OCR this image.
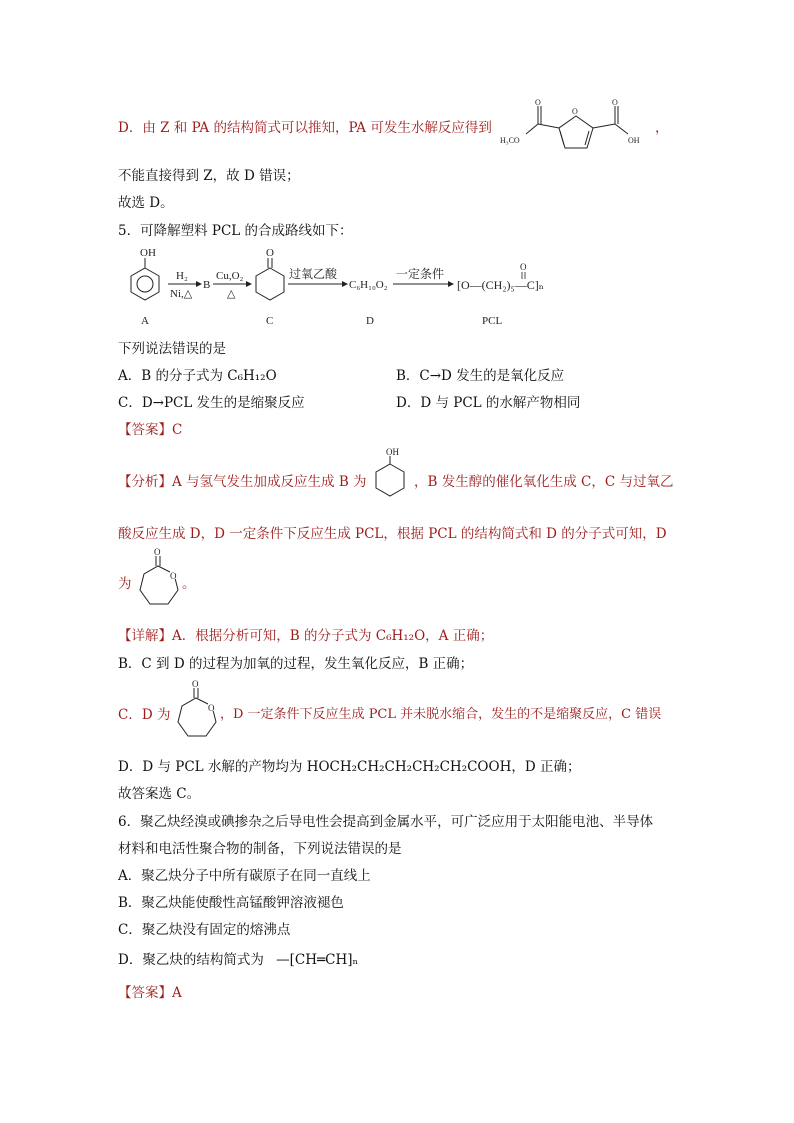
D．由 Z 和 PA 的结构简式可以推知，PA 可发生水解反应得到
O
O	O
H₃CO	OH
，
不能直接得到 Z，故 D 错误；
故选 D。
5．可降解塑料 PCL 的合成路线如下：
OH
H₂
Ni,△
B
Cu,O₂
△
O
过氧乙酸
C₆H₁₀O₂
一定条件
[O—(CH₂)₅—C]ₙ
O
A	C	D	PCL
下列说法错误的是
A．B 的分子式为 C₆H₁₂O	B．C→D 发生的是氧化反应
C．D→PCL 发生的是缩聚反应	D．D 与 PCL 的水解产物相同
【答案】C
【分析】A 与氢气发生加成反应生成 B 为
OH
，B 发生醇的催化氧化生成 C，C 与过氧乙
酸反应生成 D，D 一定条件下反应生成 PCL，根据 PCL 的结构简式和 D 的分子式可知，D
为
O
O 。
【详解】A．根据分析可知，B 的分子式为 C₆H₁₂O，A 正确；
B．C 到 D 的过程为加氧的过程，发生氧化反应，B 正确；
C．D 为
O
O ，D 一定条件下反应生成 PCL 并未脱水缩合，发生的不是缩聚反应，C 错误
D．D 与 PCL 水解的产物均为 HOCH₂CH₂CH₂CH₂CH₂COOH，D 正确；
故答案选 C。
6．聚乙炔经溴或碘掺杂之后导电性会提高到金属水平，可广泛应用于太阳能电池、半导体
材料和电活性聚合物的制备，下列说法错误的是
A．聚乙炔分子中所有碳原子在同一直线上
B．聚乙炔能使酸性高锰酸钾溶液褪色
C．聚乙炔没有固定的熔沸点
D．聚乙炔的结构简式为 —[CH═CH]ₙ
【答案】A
**********
Track down every line holding the string "C₆H₁₂O" and copy it.

A．B 的分子式为 C₆H₁₂O	B．C→D 发生的是氧化反应
【详解】A．根据分析可知，B 的分子式为 C₆H₁₂O，A 正确；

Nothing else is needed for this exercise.